(What the task asks)
Exclude the pictures and retype the entries as written.

Stored records:
-- BEGIN --

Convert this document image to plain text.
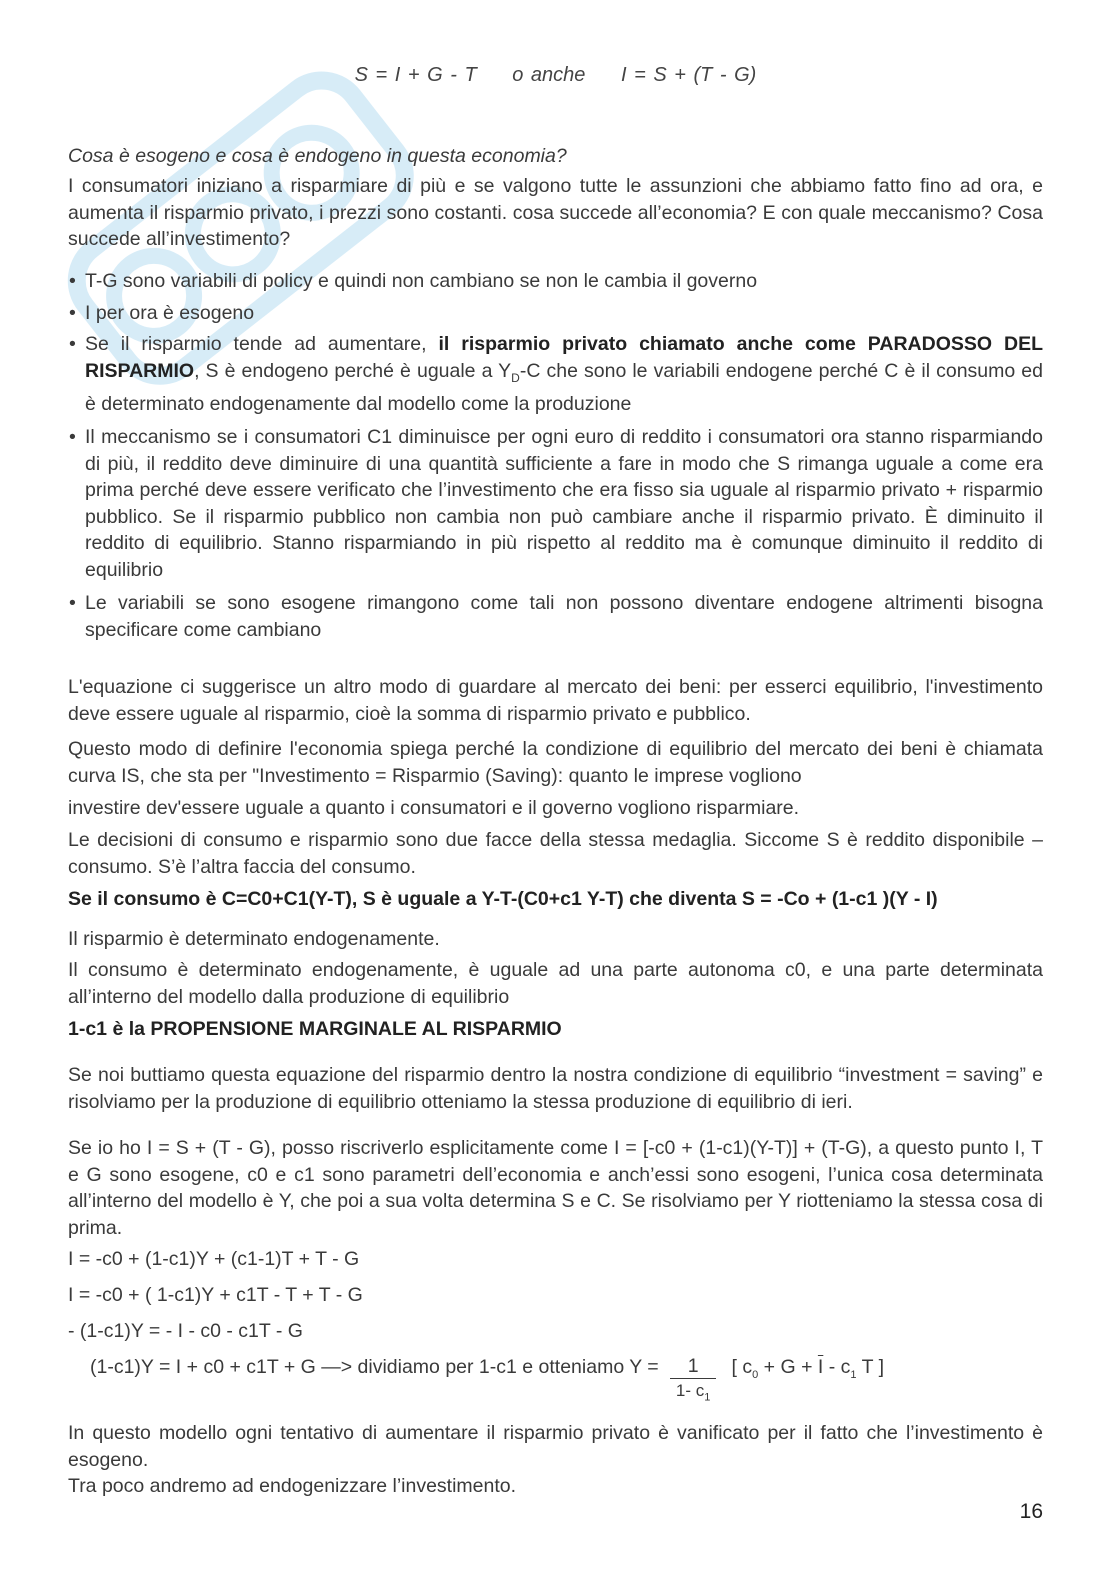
S = I + G - T o anche I = S + (T - G)

Cosa è esogeno e cosa è endogeno in questa economia?

I consumatori iniziano a risparmiare di più e se valgono tutte le assunzioni che abbiamo fatto fino ad ora, e aumenta il risparmio privato, i prezzi sono costanti. cosa succede all’economia? E con quale meccanismo? Cosa succede all’investimento?

• T-G sono variabili di policy e quindi non cambiano se non le cambia il governo
• I per ora è esogeno
• Se il risparmio tende ad aumentare, il risparmio privato chiamato anche come PARADOSSO DEL RISPARMIO, S è endogeno perché è uguale a $Y_D-C$ che sono le variabili endogene perché C è il consumo ed è determinato endogenamente dal modello come la produzione
• Il meccanismo se i consumatori C1 diminuisce per ogni euro di reddito i consumatori ora stanno risparmiando di più, il reddito deve diminuire di una quantità sufficiente a fare in modo che S rimanga uguale a come era prima perché deve essere verificato che l’investimento che era fisso sia uguale al risparmio privato + risparmio pubblico. Se il risparmio pubblico non cambia non può cambiare anche il risparmio privato. È diminuito il reddito di equilibrio. Stanno risparmiando in più rispetto al reddito ma è comunque diminuito il reddito di equilibrio
• Le variabili se sono esogene rimangono come tali non possono diventare endogene altrimenti bisogna specificare come cambiano

L'equazione ci suggerisce un altro modo di guardare al mercato dei beni: per esserci equilibrio, l'investimento deve essere uguale al risparmio, cioè la somma di risparmio privato e pubblico.

Questo modo di definire l'economia spiega perché la condizione di equilibrio del mercato dei beni è chiamata curva IS, che sta per "Investimento = Risparmio (Saving): quanto le imprese vogliono

investire dev'essere uguale a quanto i consumatori e il governo vogliono risparmiare.

Le decisioni di consumo e risparmio sono due facce della stessa medaglia. Siccome S è reddito disponibile – consumo. S’è l’altra faccia del consumo.

Se il consumo è C=C0+C1(Y-T), S è uguale a Y-T-(C0+c1 Y-T) che diventa S = -Co + (1-c1 )(Y - I)

Il risparmio è determinato endogenamente.

Il consumo è determinato endogenamente, è uguale ad una parte autonoma c0, e una parte determinata all’interno del modello dalla produzione di equilibrio

1-c1 è la PROPENSIONE MARGINALE AL RISPARMIO

Se noi buttiamo questa equazione del risparmio dentro la nostra condizione di equilibrio “investment = saving” e risolviamo per la produzione di equilibrio otteniamo la stessa produzione di equilibrio di ieri.

Se io ho I = S + (T - G), posso riscriverlo esplicitamente come I = [-c0 + (1-c1)(Y-T)] + (T-G), a questo punto I, T e G sono esogene, c0 e c1 sono parametri dell’economia e anch’essi sono esogeni, l’unica cosa determinata all’interno del modello è Y, che poi a sua volta determina S e C. Se risolviamo per Y riotteniamo la stessa cosa di prima.

I = -c0 + (1-c1)Y + (c1-1)T + T - G

I = -c0 + ( 1-c1)Y + c1T - T + T - G

- (1-c1)Y = - I - c0 - c1T - G

(1-c1)Y = I + c0 + c1T + G —> dividiamo per 1-c1 e otteniamo $Y = \frac{1}{1- c_1}$ [ $c_0 + G + \overline{I} - c_1$ T ]

In questo modello ogni tentativo di aumentare il risparmio privato è vanificato per il fatto che l’investimento è esogeno.

Tra poco andremo ad endogenizzare l’investimento.

16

-- END --

(Solution for this problem)
Convert this document image to plain text.
S = I + G - T o anche I = S + (T - G)

Cosa è esogeno e cosa è endogeno in questa economia?

I consumatori iniziano a risparmiare di più e se valgono tutte le assunzioni che abbiamo fatto fino ad ora, e aumenta il risparmio privato, i prezzi sono costanti. cosa succede all’economia? E con quale meccanismo? Cosa succede all’investimento?

• T-G sono variabili di policy e quindi non cambiano se non le cambia il governo
• I per ora è esogeno
• Se il risparmio tende ad aumentare, il risparmio privato chiamato anche come PARADOSSO DEL RISPARMIO, S è endogeno perché è uguale a $Y_D-C$ che sono le variabili endogene perché C è il consumo ed è determinato endogenamente dal modello come la produzione
• Il meccanismo se i consumatori C1 diminuisce per ogni euro di reddito i consumatori ora stanno risparmiando di più, il reddito deve diminuire di una quantità sufficiente a fare in modo che S rimanga uguale a come era prima perché deve essere verificato che l’investimento che era fisso sia uguale al risparmio privato + risparmio pubblico. Se il risparmio pubblico non cambia non può cambiare anche il risparmio privato. È diminuito il reddito di equilibrio. Stanno risparmiando in più rispetto al reddito ma è comunque diminuito il reddito di equilibrio
• Le variabili se sono esogene rimangono come tali non possono diventare endogene altrimenti bisogna specificare come cambiano

L'equazione ci suggerisce un altro modo di guardare al mercato dei beni: per esserci equilibrio, l'investimento deve essere uguale al risparmio, cioè la somma di risparmio privato e pubblico.

Questo modo di definire l'economia spiega perché la condizione di equilibrio del mercato dei beni è chiamata curva IS, che sta per "Investimento = Risparmio (Saving): quanto le imprese vogliono

investire dev'essere uguale a quanto i consumatori e il governo vogliono risparmiare.

Le decisioni di consumo e risparmio sono due facce della stessa medaglia. Siccome S è reddito disponibile – consumo. S’è l’altra faccia del consumo.

Se il consumo è C=C0+C1(Y-T), S è uguale a Y-T-(C0+c1 Y-T) che diventa S = -Co + (1-c1 )(Y - I)

Il risparmio è determinato endogenamente.

Il consumo è determinato endogenamente, è uguale ad una parte autonoma c0, e una parte determinata all’interno del modello dalla produzione di equilibrio

1-c1 è la PROPENSIONE MARGINALE AL RISPARMIO

Se noi buttiamo questa equazione del risparmio dentro la nostra condizione di equilibrio “investment = saving” e risolviamo per la produzione di equilibrio otteniamo la stessa produzione di equilibrio di ieri.

Se io ho I = S + (T - G), posso riscriverlo esplicitamente come I = [-c0 + (1-c1)(Y-T)] + (T-G), a questo punto I, T e G sono esogene, c0 e c1 sono parametri dell’economia e anch’essi sono esogeni, l’unica cosa determinata all’interno del modello è Y, che poi a sua volta determina S e C. Se risolviamo per Y riotteniamo la stessa cosa di prima.

I = -c0 + (1-c1)Y + (c1-1)T + T - G

I = -c0 + ( 1-c1)Y + c1T - T + T - G

- (1-c1)Y = - I - c0 - c1T - G

(1-c1)Y = I + c0 + c1T + G —> dividiamo per 1-c1 e otteniamo $Y = \frac{1}{1- c_1}$ [ $c_0 + G + \overline{I} - c_1$ T ]

In questo modello ogni tentativo di aumentare il risparmio privato è vanificato per il fatto che l’investimento è esogeno.

Tra poco andremo ad endogenizzare l’investimento.

16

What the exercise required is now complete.